Entries from a dataset
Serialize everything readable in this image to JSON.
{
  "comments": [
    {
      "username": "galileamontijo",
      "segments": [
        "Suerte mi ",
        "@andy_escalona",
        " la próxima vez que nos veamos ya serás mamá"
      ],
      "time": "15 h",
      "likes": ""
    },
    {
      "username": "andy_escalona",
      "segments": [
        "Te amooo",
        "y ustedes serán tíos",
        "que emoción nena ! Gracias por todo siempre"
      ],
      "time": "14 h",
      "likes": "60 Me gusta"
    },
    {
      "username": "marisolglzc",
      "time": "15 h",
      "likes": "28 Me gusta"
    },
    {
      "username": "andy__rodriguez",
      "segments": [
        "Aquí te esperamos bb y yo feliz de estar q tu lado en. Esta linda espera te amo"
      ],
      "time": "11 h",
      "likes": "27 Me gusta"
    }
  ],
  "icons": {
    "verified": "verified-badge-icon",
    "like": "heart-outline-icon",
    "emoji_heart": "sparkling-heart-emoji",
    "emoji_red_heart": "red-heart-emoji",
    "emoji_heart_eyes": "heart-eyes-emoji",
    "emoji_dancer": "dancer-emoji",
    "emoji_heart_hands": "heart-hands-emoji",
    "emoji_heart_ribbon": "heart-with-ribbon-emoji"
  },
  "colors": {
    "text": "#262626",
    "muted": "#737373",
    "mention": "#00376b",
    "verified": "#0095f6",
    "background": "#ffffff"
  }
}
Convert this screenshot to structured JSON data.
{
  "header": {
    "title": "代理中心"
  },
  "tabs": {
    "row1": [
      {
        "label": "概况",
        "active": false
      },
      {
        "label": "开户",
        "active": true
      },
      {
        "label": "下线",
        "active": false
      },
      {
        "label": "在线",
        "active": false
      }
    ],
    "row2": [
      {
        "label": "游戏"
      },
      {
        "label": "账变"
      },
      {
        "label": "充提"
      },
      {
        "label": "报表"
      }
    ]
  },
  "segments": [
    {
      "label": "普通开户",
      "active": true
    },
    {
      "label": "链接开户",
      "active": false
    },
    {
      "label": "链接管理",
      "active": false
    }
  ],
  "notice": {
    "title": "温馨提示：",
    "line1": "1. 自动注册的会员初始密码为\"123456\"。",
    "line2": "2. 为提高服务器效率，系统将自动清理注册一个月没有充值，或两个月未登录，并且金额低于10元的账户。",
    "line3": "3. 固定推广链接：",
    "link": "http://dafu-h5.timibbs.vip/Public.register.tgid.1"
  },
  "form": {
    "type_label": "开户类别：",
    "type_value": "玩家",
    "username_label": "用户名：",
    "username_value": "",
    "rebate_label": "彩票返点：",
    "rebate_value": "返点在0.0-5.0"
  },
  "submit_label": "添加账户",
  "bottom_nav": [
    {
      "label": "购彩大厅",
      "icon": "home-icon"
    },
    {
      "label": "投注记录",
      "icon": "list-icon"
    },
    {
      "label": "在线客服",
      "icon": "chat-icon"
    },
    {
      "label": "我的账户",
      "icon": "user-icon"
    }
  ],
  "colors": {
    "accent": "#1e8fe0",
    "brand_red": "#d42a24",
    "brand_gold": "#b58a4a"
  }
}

• [WHAT IS NEEDED] Print out every record again, exactly and in full.

• [WRITTEN RESPONSE]
Serialize everything readable in this image to JSON.
{
  "comments": [
    {
      "username": "galileamontijo",
      "segments": [
        "Suerte mi ",
        "@andy_escalona",
        " la próxima vez que nos veamos ya serás mamá"
      ],
      "time": "15 h",
      "likes": ""
    },
    {
      "username": "andy_escalona",
      "segments": [
        "Te amooo",
        "y ustedes serán tíos",
        "que emoción nena ! Gracias por todo siempre"
      ],
      "time": "14 h",
      "likes": "60 Me gusta"
    },
    {
      "username": "marisolglzc",
      "time": "15 h",
      "likes": "28 Me gusta"
    },
    {
      "username": "andy__rodriguez",
      "segments": [
        "Aquí te esperamos bb y yo feliz de estar q tu lado en. Esta linda espera te amo"
      ],
      "time": "11 h",
      "likes": "27 Me gusta"
    }
  ],
  "icons": {
    "verified": "verified-badge-icon",
    "like": "heart-outline-icon",
    "emoji_heart": "sparkling-heart-emoji",
    "emoji_red_heart": "red-heart-emoji",
    "emoji_heart_eyes": "heart-eyes-emoji",
    "emoji_dancer": "dancer-emoji",
    "emoji_heart_hands": "heart-hands-emoji",
    "emoji_heart_ribbon": "heart-with-ribbon-emoji"
  },
  "colors": {
    "text": "#262626",
    "muted": "#737373",
    "mention": "#00376b",
    "verified": "#0095f6",
    "background": "#ffffff"
  }
}
Convert this screenshot to structured JSON data.
{
  "header": {
    "title": "代理中心"
  },
  "tabs": {
    "row1": [
      {
        "label": "概况",
        "active": false
      },
      {
        "label": "开户",
        "active": true
      },
      {
        "label": "下线",
        "active": false
      },
      {
        "label": "在线",
        "active": false
      }
    ],
    "row2": [
      {
        "label": "游戏"
      },
      {
        "label": "账变"
      },
      {
        "label": "充提"
      },
      {
        "label": "报表"
      }
    ]
  },
  "segments": [
    {
      "label": "普通开户",
      "active": true
    },
    {
      "label": "链接开户",
      "active": false
    },
    {
      "label": "链接管理",
      "active": false
    }
  ],
  "notice": {
    "title": "温馨提示：",
    "line1": "1. 自动注册的会员初始密码为\"123456\"。",
    "line2": "2. 为提高服务器效率，系统将自动清理注册一个月没有充值，或两个月未登录，并且金额低于10元的账户。",
    "line3": "3. 固定推广链接：",
    "link": "http://dafu-h5.timibbs.vip/Public.register.tgid.1"
  },
  "form": {
    "type_label": "开户类别：",
    "type_value": "玩家",
    "username_label": "用户名：",
    "username_value": "",
    "rebate_label": "彩票返点：",
    "rebate_value": "返点在0.0-5.0"
  },
  "submit_label": "添加账户",
  "bottom_nav": [
    {
      "label": "购彩大厅",
      "icon": "home-icon"
    },
    {
      "label": "投注记录",
      "icon": "list-icon"
    },
    {
      "label": "在线客服",
      "icon": "chat-icon"
    },
    {
      "label": "我的账户",
      "icon": "user-icon"
    }
  ],
  "colors": {
    "accent": "#1e8fe0",
    "brand_red": "#d42a24",
    "brand_gold": "#b58a4a"
  }
}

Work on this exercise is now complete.